- Written instruction: Report how many lines hold the string "urban". Give the number and nothing else.

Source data
-------

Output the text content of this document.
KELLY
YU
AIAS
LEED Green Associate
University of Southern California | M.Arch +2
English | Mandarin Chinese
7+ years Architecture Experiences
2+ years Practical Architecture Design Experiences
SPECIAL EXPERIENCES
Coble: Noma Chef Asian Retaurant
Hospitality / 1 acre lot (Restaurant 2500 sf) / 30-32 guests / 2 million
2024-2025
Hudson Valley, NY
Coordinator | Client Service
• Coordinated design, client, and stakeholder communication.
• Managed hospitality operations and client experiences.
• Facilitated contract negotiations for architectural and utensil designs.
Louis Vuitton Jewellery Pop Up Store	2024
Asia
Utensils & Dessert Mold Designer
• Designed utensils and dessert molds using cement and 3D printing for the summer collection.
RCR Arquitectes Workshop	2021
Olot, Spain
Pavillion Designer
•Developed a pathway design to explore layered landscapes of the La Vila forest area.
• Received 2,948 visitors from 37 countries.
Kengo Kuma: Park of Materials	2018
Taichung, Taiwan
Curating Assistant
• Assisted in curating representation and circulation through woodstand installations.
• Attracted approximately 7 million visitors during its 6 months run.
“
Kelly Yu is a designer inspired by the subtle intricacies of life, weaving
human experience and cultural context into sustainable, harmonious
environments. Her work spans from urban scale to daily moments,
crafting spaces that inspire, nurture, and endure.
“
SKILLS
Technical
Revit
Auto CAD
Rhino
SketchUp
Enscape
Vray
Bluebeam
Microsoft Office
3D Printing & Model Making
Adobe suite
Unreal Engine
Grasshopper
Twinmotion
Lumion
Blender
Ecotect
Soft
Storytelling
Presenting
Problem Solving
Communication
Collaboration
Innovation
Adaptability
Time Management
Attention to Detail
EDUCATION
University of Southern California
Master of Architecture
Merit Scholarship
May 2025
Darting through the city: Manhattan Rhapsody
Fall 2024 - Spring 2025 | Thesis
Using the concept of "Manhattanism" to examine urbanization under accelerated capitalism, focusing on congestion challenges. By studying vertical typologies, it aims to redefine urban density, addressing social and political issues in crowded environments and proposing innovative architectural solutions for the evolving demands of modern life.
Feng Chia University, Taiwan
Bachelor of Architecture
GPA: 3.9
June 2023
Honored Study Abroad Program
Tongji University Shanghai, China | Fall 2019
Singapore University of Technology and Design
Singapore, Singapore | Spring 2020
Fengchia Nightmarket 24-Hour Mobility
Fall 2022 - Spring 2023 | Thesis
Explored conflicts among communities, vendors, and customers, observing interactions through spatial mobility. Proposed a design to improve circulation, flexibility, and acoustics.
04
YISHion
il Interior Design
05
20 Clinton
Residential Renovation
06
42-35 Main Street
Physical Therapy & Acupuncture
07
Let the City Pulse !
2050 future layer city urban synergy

-------

- Task result: 3